Saved entries:
** START **

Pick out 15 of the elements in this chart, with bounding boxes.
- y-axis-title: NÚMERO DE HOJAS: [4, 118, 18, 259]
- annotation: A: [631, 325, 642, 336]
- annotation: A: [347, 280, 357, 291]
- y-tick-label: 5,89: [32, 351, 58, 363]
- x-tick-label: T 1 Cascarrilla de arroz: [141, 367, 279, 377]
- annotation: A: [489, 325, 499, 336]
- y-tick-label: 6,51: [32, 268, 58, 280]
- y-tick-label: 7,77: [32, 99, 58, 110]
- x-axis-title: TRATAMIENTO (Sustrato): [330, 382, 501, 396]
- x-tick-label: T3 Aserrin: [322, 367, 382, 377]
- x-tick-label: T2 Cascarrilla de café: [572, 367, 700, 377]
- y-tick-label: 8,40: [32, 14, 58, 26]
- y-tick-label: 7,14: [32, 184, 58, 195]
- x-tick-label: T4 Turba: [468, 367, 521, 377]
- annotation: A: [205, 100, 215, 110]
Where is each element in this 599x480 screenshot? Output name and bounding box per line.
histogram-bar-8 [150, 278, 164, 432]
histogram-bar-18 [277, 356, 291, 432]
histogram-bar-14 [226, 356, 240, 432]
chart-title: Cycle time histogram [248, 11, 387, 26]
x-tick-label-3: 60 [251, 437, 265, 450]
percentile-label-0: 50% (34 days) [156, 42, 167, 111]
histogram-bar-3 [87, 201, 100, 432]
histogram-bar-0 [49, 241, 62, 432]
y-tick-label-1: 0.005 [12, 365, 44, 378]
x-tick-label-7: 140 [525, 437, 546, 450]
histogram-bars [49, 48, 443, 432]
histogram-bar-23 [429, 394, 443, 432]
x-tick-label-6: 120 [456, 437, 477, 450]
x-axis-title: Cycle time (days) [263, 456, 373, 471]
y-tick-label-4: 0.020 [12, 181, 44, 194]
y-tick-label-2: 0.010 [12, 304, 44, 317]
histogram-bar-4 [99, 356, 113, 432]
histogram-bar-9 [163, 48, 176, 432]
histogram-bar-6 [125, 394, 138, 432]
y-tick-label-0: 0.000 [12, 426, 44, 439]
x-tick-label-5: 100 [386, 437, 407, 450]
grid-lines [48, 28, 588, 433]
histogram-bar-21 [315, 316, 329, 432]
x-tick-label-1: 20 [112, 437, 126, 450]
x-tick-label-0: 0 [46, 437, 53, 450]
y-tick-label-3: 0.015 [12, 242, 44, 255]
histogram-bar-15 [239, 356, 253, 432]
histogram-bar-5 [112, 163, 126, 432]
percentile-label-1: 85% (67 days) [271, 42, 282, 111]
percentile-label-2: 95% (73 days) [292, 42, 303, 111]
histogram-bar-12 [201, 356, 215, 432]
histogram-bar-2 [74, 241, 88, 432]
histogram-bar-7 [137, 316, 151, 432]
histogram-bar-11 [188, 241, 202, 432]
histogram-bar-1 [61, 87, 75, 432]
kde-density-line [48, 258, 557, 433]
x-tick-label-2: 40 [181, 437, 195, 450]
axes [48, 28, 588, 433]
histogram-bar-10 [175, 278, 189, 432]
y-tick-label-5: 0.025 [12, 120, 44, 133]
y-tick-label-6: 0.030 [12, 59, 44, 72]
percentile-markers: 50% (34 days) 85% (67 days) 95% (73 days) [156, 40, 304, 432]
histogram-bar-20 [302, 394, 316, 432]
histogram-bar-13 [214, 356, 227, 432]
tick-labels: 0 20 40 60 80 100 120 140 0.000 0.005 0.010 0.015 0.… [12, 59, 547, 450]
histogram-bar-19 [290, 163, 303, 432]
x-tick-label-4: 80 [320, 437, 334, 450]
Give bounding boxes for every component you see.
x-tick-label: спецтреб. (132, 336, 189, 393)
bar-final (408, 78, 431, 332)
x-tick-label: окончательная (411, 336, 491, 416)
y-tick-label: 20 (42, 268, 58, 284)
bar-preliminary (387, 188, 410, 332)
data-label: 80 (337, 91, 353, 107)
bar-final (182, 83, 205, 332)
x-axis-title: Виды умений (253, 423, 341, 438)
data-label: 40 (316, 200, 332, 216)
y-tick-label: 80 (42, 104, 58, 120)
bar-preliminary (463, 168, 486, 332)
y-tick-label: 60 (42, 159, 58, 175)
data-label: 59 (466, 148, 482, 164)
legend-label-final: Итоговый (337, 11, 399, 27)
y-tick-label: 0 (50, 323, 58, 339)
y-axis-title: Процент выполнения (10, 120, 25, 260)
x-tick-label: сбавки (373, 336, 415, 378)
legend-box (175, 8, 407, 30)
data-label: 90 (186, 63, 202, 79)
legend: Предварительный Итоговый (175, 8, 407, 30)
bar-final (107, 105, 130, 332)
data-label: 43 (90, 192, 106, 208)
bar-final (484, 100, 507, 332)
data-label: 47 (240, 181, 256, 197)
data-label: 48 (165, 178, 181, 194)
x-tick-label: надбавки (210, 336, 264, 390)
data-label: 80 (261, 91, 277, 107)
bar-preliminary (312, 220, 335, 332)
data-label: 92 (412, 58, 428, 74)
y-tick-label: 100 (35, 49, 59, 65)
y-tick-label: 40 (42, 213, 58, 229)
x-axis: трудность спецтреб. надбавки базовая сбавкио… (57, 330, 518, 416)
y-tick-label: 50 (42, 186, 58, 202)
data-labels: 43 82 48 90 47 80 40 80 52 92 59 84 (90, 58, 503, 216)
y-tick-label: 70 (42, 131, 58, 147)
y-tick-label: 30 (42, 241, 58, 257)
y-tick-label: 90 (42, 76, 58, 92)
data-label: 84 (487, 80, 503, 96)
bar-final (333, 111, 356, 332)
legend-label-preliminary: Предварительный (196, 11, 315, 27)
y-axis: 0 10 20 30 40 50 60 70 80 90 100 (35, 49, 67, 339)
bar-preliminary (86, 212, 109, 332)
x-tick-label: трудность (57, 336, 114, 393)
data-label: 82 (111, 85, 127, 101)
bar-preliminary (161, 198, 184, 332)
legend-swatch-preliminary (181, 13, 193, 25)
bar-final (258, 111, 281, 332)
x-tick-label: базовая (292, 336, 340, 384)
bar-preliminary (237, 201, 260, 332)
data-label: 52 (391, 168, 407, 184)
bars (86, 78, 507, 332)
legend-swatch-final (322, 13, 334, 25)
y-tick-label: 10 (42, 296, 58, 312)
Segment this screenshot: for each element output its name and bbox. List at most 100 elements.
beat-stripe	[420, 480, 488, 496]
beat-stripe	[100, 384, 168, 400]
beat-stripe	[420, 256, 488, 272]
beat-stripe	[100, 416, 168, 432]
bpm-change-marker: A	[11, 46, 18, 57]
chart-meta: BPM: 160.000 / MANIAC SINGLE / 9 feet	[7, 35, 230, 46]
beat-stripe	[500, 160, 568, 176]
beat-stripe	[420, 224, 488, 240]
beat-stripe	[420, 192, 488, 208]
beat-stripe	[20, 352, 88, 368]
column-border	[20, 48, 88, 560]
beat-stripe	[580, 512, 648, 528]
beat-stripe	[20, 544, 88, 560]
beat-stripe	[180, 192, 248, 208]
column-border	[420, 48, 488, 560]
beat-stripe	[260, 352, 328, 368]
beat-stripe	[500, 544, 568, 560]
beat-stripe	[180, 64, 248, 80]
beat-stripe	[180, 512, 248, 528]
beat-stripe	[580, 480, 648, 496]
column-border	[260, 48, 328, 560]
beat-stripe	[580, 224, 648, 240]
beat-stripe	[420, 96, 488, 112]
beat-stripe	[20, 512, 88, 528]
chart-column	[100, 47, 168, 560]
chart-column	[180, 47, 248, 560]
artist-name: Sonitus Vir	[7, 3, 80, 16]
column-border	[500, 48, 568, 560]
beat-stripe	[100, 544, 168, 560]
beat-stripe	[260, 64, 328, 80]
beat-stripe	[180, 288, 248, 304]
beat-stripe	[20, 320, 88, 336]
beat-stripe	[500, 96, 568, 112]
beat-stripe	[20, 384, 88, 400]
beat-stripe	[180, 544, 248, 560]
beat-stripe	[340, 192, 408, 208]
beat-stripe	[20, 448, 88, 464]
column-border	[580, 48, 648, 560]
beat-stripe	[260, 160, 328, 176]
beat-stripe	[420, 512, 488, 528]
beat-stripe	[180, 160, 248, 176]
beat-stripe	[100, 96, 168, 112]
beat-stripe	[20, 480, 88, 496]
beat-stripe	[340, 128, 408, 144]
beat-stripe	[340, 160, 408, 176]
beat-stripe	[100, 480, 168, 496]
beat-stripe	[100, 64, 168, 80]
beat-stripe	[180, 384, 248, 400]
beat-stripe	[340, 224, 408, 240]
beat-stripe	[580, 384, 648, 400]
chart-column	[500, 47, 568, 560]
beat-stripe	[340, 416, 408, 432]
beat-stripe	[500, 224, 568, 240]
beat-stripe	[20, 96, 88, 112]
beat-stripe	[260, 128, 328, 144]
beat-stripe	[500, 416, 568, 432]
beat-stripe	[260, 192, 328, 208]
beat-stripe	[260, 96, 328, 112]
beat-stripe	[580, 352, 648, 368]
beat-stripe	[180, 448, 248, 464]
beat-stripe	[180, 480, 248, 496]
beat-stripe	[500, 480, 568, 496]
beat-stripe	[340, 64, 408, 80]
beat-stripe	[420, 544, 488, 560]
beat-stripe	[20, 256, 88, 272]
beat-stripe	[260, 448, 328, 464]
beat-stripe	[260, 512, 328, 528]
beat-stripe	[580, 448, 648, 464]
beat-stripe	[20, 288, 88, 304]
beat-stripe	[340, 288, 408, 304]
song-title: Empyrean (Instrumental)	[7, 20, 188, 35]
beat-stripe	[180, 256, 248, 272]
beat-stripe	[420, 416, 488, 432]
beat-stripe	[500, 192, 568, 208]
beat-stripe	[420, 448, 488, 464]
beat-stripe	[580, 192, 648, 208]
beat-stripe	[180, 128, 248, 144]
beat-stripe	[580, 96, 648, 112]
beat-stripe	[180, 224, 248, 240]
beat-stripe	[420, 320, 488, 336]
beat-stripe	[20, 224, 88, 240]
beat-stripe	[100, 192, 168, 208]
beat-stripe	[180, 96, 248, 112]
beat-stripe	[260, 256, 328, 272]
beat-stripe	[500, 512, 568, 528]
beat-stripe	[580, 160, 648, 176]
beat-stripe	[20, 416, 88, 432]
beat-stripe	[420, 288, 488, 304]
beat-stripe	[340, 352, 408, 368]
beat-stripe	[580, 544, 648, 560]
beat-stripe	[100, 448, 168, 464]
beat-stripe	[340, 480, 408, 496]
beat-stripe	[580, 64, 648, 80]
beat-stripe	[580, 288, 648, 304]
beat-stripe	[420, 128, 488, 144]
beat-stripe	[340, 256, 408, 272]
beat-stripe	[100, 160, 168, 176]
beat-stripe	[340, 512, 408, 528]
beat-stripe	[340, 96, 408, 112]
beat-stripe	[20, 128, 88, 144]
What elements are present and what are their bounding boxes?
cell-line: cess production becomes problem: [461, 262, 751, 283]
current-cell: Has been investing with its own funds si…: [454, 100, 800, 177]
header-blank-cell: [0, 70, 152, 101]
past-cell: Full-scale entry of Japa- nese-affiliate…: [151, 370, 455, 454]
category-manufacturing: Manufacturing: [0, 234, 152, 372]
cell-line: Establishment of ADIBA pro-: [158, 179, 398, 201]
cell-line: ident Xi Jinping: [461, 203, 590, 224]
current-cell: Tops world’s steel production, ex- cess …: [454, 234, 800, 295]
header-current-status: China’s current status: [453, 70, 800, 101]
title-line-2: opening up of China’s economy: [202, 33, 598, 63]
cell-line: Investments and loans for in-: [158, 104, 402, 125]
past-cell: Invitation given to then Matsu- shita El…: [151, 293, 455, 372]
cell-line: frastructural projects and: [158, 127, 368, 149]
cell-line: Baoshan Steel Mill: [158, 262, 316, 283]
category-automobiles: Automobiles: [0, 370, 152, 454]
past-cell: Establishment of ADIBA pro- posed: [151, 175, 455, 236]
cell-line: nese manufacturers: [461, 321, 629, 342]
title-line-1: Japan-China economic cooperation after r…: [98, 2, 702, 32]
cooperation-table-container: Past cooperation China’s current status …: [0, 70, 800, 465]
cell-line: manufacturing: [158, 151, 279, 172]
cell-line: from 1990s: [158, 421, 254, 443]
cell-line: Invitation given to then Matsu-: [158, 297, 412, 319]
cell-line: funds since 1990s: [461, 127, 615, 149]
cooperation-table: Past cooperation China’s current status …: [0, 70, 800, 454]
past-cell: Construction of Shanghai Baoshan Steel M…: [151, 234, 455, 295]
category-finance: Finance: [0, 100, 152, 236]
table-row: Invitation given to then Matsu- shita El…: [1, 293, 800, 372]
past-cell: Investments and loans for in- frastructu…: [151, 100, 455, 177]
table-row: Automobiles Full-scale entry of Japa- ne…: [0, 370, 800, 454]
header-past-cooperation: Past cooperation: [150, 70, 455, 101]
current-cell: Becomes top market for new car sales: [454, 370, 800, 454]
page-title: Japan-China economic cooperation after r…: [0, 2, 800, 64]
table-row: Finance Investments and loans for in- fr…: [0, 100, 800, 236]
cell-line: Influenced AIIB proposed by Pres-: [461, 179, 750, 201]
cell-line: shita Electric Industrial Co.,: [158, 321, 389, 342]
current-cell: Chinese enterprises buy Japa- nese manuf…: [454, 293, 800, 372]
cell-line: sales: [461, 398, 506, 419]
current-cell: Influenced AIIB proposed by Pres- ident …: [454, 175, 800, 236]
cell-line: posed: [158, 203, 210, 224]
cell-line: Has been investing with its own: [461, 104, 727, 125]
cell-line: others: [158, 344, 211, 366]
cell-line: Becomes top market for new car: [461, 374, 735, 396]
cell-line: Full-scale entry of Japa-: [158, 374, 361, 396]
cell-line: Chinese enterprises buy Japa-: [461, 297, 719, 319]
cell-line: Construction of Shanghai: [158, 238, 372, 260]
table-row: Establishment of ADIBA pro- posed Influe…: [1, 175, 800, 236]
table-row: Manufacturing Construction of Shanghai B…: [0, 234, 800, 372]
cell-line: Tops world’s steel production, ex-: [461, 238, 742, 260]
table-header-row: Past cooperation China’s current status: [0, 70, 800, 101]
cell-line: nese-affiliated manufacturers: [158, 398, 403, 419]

** END **

Problem: Transcribe the records word for word, from the very beginning down to the line containing "- x-tick-label: T3", with that last line included.

Response:
Pick out 15 of the elements in this chart, with bounding boxes.
- y-axis-title: NÚMERO DE HOJAS: [4, 118, 18, 259]
- annotation: A: [631, 325, 642, 336]
- annotation: A: [347, 280, 357, 291]
- y-tick-label: 5,89: [32, 351, 58, 363]
- x-tick-label: T 1 Cascarrilla de arroz: [141, 367, 279, 377]
- annotation: A: [489, 325, 499, 336]
- y-tick-label: 6,51: [32, 268, 58, 280]
- y-tick-label: 7,77: [32, 99, 58, 110]
- x-axis-title: TRATAMIENTO (Sustrato): [330, 382, 501, 396]
- x-tick-label: T3 Aserrin: [322, 367, 382, 377]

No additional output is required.